* [DATA]
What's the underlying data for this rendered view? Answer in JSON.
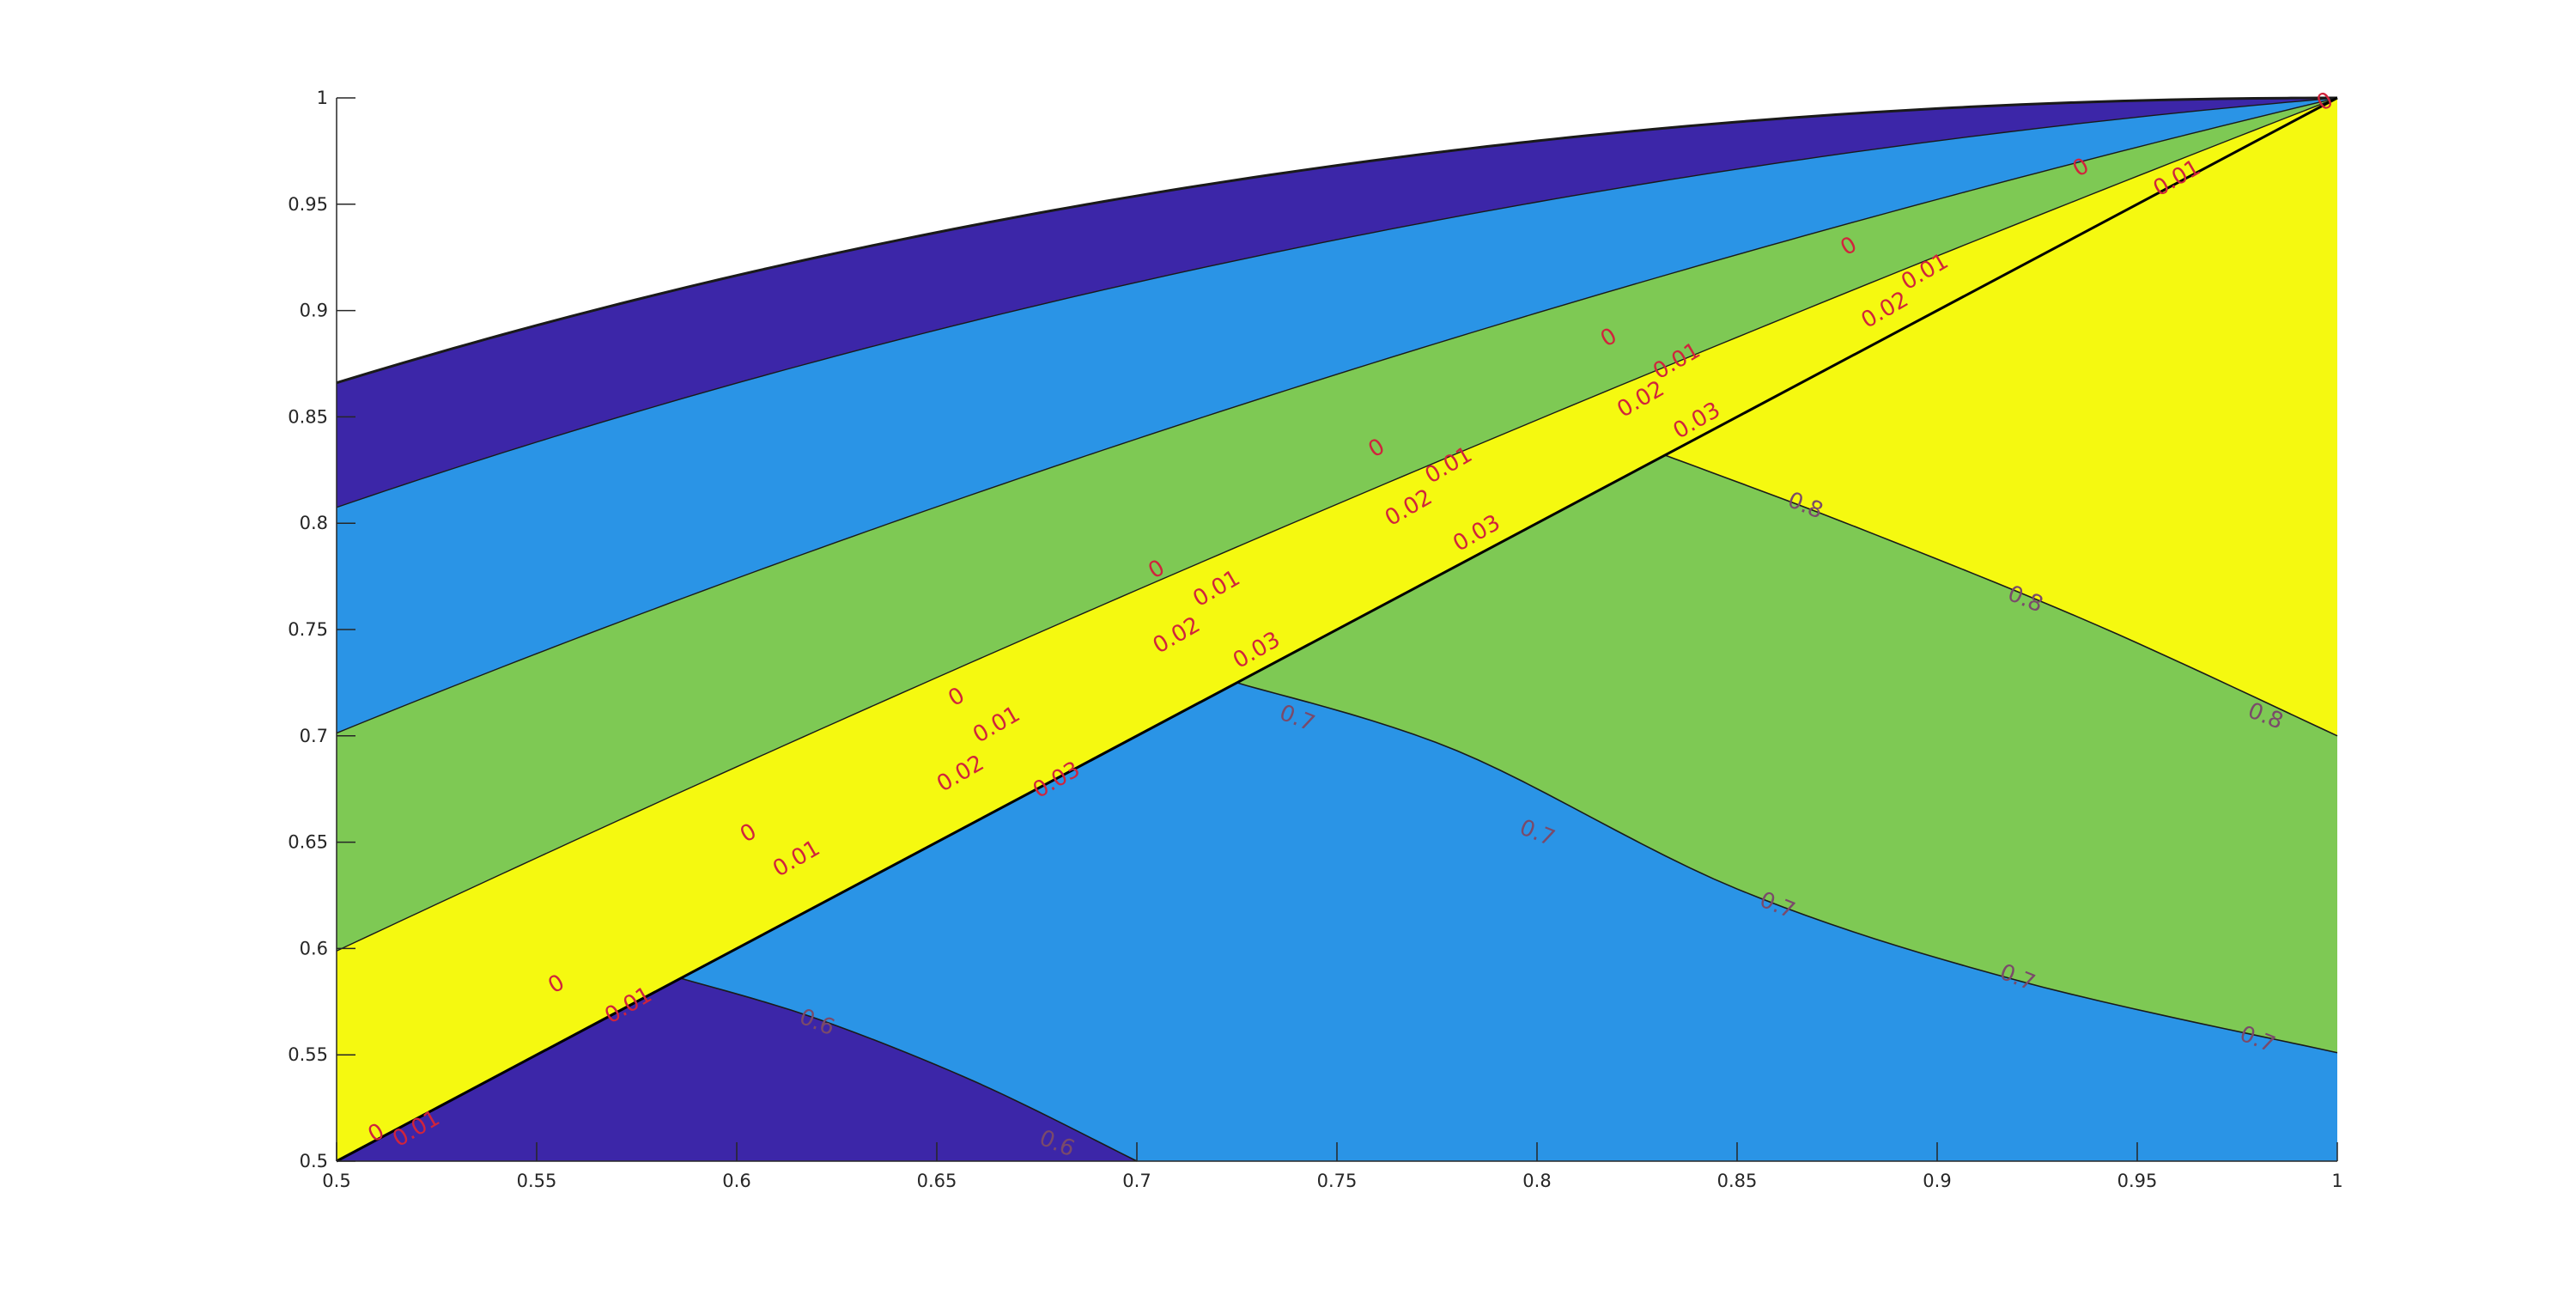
{
  "chart_data": {
    "type": "filled-contour",
    "title": "",
    "xlabel": "",
    "ylabel": "",
    "xlim": [
      0.5,
      1
    ],
    "ylim": [
      0.5,
      1
    ],
    "grid": false,
    "x_ticks": [
      0.5,
      0.55,
      0.6,
      0.65,
      0.7,
      0.75,
      0.8,
      0.85,
      0.9,
      0.95,
      1
    ],
    "y_ticks": [
      0.5,
      0.55,
      0.6,
      0.65,
      0.7,
      0.75,
      0.8,
      0.85,
      0.9,
      0.95,
      1
    ],
    "x_tick_labels": [
      "0.5",
      "0.55",
      "0.6",
      "0.65",
      "0.7",
      "0.75",
      "0.8",
      "0.85",
      "0.9",
      "0.95",
      "1"
    ],
    "y_tick_labels": [
      "0.5",
      "0.55",
      "0.6",
      "0.65",
      "0.7",
      "0.75",
      "0.8",
      "0.85",
      "0.9",
      "0.95",
      "1"
    ],
    "colors": {
      "dark_purple": "#3c26a8",
      "blue": "#2a94e6",
      "green": "#7ec954",
      "yellow": "#f5f910",
      "lower_labels": "#7a4a6a",
      "upper_labels": "#d0243c"
    },
    "lower_region": {
      "boundary": "y = x",
      "contours": [
        {
          "level": 0.6,
          "label": "0.6",
          "points": [
            [
              0.586,
              0.586
            ],
            [
              0.62,
              0.567
            ],
            [
              0.66,
              0.537
            ],
            [
              0.7,
              0.5
            ]
          ]
        },
        {
          "level": 0.7,
          "label": "0.7",
          "points": [
            [
              0.725,
              0.725
            ],
            [
              0.78,
              0.693
            ],
            [
              0.85,
              0.628
            ],
            [
              0.92,
              0.585
            ],
            [
              1.0,
              0.551
            ]
          ]
        },
        {
          "level": 0.8,
          "label": "0.8",
          "points": [
            [
              0.832,
              0.832
            ],
            [
              0.88,
              0.798
            ],
            [
              0.94,
              0.752
            ],
            [
              1.0,
              0.7
            ]
          ]
        }
      ],
      "labels": [
        {
          "text": "0.6",
          "x": 0.62,
          "y": 0.565
        },
        {
          "text": "0.6",
          "x": 0.68,
          "y": 0.508
        },
        {
          "text": "0.7",
          "x": 0.74,
          "y": 0.708
        },
        {
          "text": "0.7",
          "x": 0.8,
          "y": 0.654
        },
        {
          "text": "0.7",
          "x": 0.86,
          "y": 0.62
        },
        {
          "text": "0.7",
          "x": 0.92,
          "y": 0.586
        },
        {
          "text": "0.7",
          "x": 0.98,
          "y": 0.557
        },
        {
          "text": "0.8",
          "x": 0.867,
          "y": 0.808
        },
        {
          "text": "0.8",
          "x": 0.922,
          "y": 0.764
        },
        {
          "text": "0.8",
          "x": 0.982,
          "y": 0.709
        }
      ]
    },
    "upper_region": {
      "outer_boundary": "y = sqrt(x*(2-x)) approx",
      "levels": [
        0,
        0.01,
        0.02,
        0.03
      ],
      "labels": [
        {
          "text": "0",
          "x": 0.51,
          "y": 0.513
        },
        {
          "text": "0",
          "x": 0.555,
          "y": 0.583
        },
        {
          "text": "0",
          "x": 0.603,
          "y": 0.654
        },
        {
          "text": "0",
          "x": 0.655,
          "y": 0.718
        },
        {
          "text": "0",
          "x": 0.705,
          "y": 0.778
        },
        {
          "text": "0",
          "x": 0.76,
          "y": 0.835
        },
        {
          "text": "0",
          "x": 0.818,
          "y": 0.887
        },
        {
          "text": "0",
          "x": 0.878,
          "y": 0.93
        },
        {
          "text": "0",
          "x": 0.936,
          "y": 0.967
        },
        {
          "text": "0",
          "x": 0.997,
          "y": 0.998
        },
        {
          "text": "0.01",
          "x": 0.52,
          "y": 0.515
        },
        {
          "text": "0.01",
          "x": 0.573,
          "y": 0.573
        },
        {
          "text": "0.01",
          "x": 0.615,
          "y": 0.642
        },
        {
          "text": "0.01",
          "x": 0.665,
          "y": 0.705
        },
        {
          "text": "0.01",
          "x": 0.72,
          "y": 0.769
        },
        {
          "text": "0.01",
          "x": 0.778,
          "y": 0.827
        },
        {
          "text": "0.01",
          "x": 0.835,
          "y": 0.876
        },
        {
          "text": "0.01",
          "x": 0.897,
          "y": 0.918
        },
        {
          "text": "0.01",
          "x": 0.96,
          "y": 0.962
        },
        {
          "text": "0.02",
          "x": 0.656,
          "y": 0.682
        },
        {
          "text": "0.02",
          "x": 0.71,
          "y": 0.747
        },
        {
          "text": "0.02",
          "x": 0.768,
          "y": 0.807
        },
        {
          "text": "0.02",
          "x": 0.826,
          "y": 0.858
        },
        {
          "text": "0.02",
          "x": 0.887,
          "y": 0.9
        },
        {
          "text": "0.03",
          "x": 0.68,
          "y": 0.679
        },
        {
          "text": "0.03",
          "x": 0.73,
          "y": 0.74
        },
        {
          "text": "0.03",
          "x": 0.785,
          "y": 0.795
        },
        {
          "text": "0.03",
          "x": 0.84,
          "y": 0.848
        }
      ]
    }
  }
}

* [GOAL]
Transcribe the records above exactly, leaving out every picture.

* [THE RESPONSE]
What's the underlying data for this rendered view? Answer in JSON.
{
  "chart_data": {
    "type": "filled-contour",
    "title": "",
    "xlabel": "",
    "ylabel": "",
    "xlim": [
      0.5,
      1
    ],
    "ylim": [
      0.5,
      1
    ],
    "grid": false,
    "x_ticks": [
      0.5,
      0.55,
      0.6,
      0.65,
      0.7,
      0.75,
      0.8,
      0.85,
      0.9,
      0.95,
      1
    ],
    "y_ticks": [
      0.5,
      0.55,
      0.6,
      0.65,
      0.7,
      0.75,
      0.8,
      0.85,
      0.9,
      0.95,
      1
    ],
    "x_tick_labels": [
      "0.5",
      "0.55",
      "0.6",
      "0.65",
      "0.7",
      "0.75",
      "0.8",
      "0.85",
      "0.9",
      "0.95",
      "1"
    ],
    "y_tick_labels": [
      "0.5",
      "0.55",
      "0.6",
      "0.65",
      "0.7",
      "0.75",
      "0.8",
      "0.85",
      "0.9",
      "0.95",
      "1"
    ],
    "colors": {
      "dark_purple": "#3c26a8",
      "blue": "#2a94e6",
      "green": "#7ec954",
      "yellow": "#f5f910",
      "lower_labels": "#7a4a6a",
      "upper_labels": "#d0243c"
    },
    "lower_region": {
      "boundary": "y = x",
      "contours": [
        {
          "level": 0.6,
          "label": "0.6",
          "points": [
            [
              0.586,
              0.586
            ],
            [
              0.62,
              0.567
            ],
            [
              0.66,
              0.537
            ],
            [
              0.7,
              0.5
            ]
          ]
        },
        {
          "level": 0.7,
          "label": "0.7",
          "points": [
            [
              0.725,
              0.725
            ],
            [
              0.78,
              0.693
            ],
            [
              0.85,
              0.628
            ],
            [
              0.92,
              0.585
            ],
            [
              1.0,
              0.551
            ]
          ]
        },
        {
          "level": 0.8,
          "label": "0.8",
          "points": [
            [
              0.832,
              0.832
            ],
            [
              0.88,
              0.798
            ],
            [
              0.94,
              0.752
            ],
            [
              1.0,
              0.7
            ]
          ]
        }
      ],
      "labels": [
        {
          "text": "0.6",
          "x": 0.62,
          "y": 0.565
        },
        {
          "text": "0.6",
          "x": 0.68,
          "y": 0.508
        },
        {
          "text": "0.7",
          "x": 0.74,
          "y": 0.708
        },
        {
          "text": "0.7",
          "x": 0.8,
          "y": 0.654
        },
        {
          "text": "0.7",
          "x": 0.86,
          "y": 0.62
        },
        {
          "text": "0.7",
          "x": 0.92,
          "y": 0.586
        },
        {
          "text": "0.7",
          "x": 0.98,
          "y": 0.557
        },
        {
          "text": "0.8",
          "x": 0.867,
          "y": 0.808
        },
        {
          "text": "0.8",
          "x": 0.922,
          "y": 0.764
        },
        {
          "text": "0.8",
          "x": 0.982,
          "y": 0.709
        }
      ]
    },
    "upper_region": {
      "outer_boundary": "y = sqrt(x*(2-x)) approx",
      "levels": [
        0,
        0.01,
        0.02,
        0.03
      ],
      "labels": [
        {
          "text": "0",
          "x": 0.51,
          "y": 0.513
        },
        {
          "text": "0",
          "x": 0.555,
          "y": 0.583
        },
        {
          "text": "0",
          "x": 0.603,
          "y": 0.654
        },
        {
          "text": "0",
          "x": 0.655,
          "y": 0.718
        },
        {
          "text": "0",
          "x": 0.705,
          "y": 0.778
        },
        {
          "text": "0",
          "x": 0.76,
          "y": 0.835
        },
        {
          "text": "0",
          "x": 0.818,
          "y": 0.887
        },
        {
          "text": "0",
          "x": 0.878,
          "y": 0.93
        },
        {
          "text": "0",
          "x": 0.936,
          "y": 0.967
        },
        {
          "text": "0",
          "x": 0.997,
          "y": 0.998
        },
        {
          "text": "0.01",
          "x": 0.52,
          "y": 0.515
        },
        {
          "text": "0.01",
          "x": 0.573,
          "y": 0.573
        },
        {
          "text": "0.01",
          "x": 0.615,
          "y": 0.642
        },
        {
          "text": "0.01",
          "x": 0.665,
          "y": 0.705
        },
        {
          "text": "0.01",
          "x": 0.72,
          "y": 0.769
        },
        {
          "text": "0.01",
          "x": 0.778,
          "y": 0.827
        },
        {
          "text": "0.01",
          "x": 0.835,
          "y": 0.876
        },
        {
          "text": "0.01",
          "x": 0.897,
          "y": 0.918
        },
        {
          "text": "0.01",
          "x": 0.96,
          "y": 0.962
        },
        {
          "text": "0.02",
          "x": 0.656,
          "y": 0.682
        },
        {
          "text": "0.02",
          "x": 0.71,
          "y": 0.747
        },
        {
          "text": "0.02",
          "x": 0.768,
          "y": 0.807
        },
        {
          "text": "0.02",
          "x": 0.826,
          "y": 0.858
        },
        {
          "text": "0.02",
          "x": 0.887,
          "y": 0.9
        },
        {
          "text": "0.03",
          "x": 0.68,
          "y": 0.679
        },
        {
          "text": "0.03",
          "x": 0.73,
          "y": 0.74
        },
        {
          "text": "0.03",
          "x": 0.785,
          "y": 0.795
        },
        {
          "text": "0.03",
          "x": 0.84,
          "y": 0.848
        }
      ]
    }
  }
}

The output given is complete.